» GOAL OF THE EXERCISE: A verbatim copy of the records is required, with all pictures left out.

Extracted records:
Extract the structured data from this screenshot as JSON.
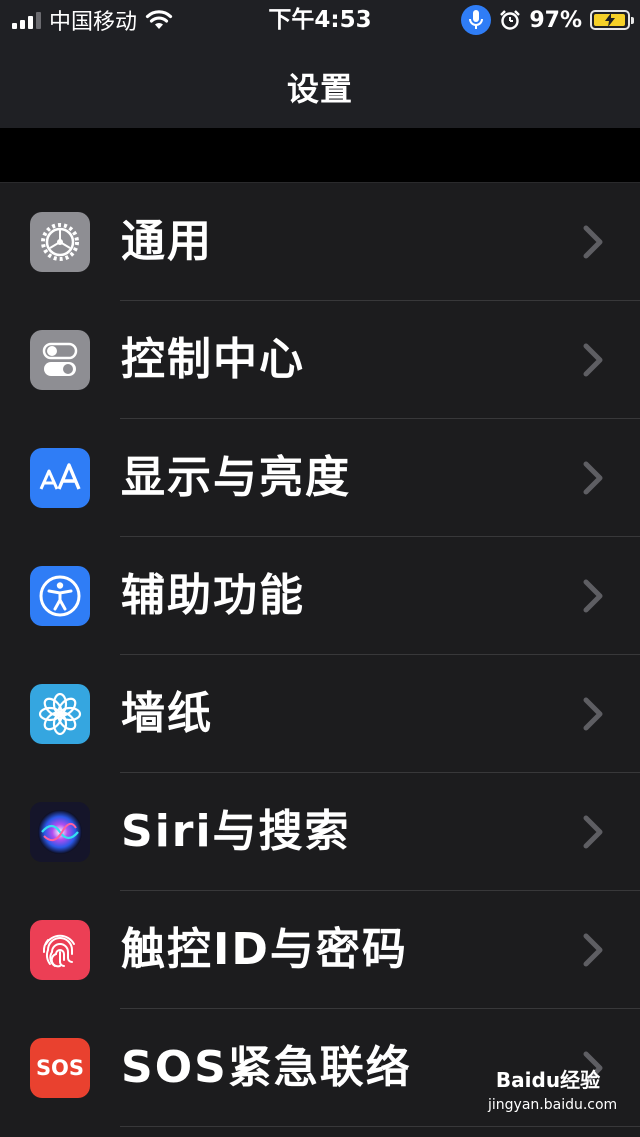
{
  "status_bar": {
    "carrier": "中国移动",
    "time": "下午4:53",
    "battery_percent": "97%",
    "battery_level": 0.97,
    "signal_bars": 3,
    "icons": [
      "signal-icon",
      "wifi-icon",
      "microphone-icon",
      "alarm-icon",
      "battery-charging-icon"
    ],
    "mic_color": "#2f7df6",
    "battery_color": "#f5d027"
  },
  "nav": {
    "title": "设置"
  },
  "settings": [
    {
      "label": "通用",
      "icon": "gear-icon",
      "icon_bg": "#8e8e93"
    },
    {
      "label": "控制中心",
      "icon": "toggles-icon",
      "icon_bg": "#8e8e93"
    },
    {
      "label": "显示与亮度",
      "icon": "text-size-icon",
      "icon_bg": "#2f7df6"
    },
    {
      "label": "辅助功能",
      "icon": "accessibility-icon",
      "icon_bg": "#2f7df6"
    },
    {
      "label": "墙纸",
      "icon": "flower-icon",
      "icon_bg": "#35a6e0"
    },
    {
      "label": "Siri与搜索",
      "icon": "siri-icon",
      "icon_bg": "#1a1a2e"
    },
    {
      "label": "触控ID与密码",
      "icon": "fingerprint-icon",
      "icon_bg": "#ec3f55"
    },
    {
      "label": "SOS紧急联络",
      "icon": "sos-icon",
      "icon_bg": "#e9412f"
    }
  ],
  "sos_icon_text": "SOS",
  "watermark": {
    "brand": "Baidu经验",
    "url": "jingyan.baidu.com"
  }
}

» FINAL ANSWER:
Extract the structured data from this screenshot as JSON.
{
  "status_bar": {
    "carrier": "中国移动",
    "time": "下午4:53",
    "battery_percent": "97%",
    "battery_level": 0.97,
    "signal_bars": 3,
    "icons": [
      "signal-icon",
      "wifi-icon",
      "microphone-icon",
      "alarm-icon",
      "battery-charging-icon"
    ],
    "mic_color": "#2f7df6",
    "battery_color": "#f5d027"
  },
  "nav": {
    "title": "设置"
  },
  "settings": [
    {
      "label": "通用",
      "icon": "gear-icon",
      "icon_bg": "#8e8e93"
    },
    {
      "label": "控制中心",
      "icon": "toggles-icon",
      "icon_bg": "#8e8e93"
    },
    {
      "label": "显示与亮度",
      "icon": "text-size-icon",
      "icon_bg": "#2f7df6"
    },
    {
      "label": "辅助功能",
      "icon": "accessibility-icon",
      "icon_bg": "#2f7df6"
    },
    {
      "label": "墙纸",
      "icon": "flower-icon",
      "icon_bg": "#35a6e0"
    },
    {
      "label": "Siri与搜索",
      "icon": "siri-icon",
      "icon_bg": "#1a1a2e"
    },
    {
      "label": "触控ID与密码",
      "icon": "fingerprint-icon",
      "icon_bg": "#ec3f55"
    },
    {
      "label": "SOS紧急联络",
      "icon": "sos-icon",
      "icon_bg": "#e9412f"
    }
  ],
  "sos_icon_text": "SOS",
  "watermark": {
    "brand": "Baidu经验",
    "url": "jingyan.baidu.com"
  }
}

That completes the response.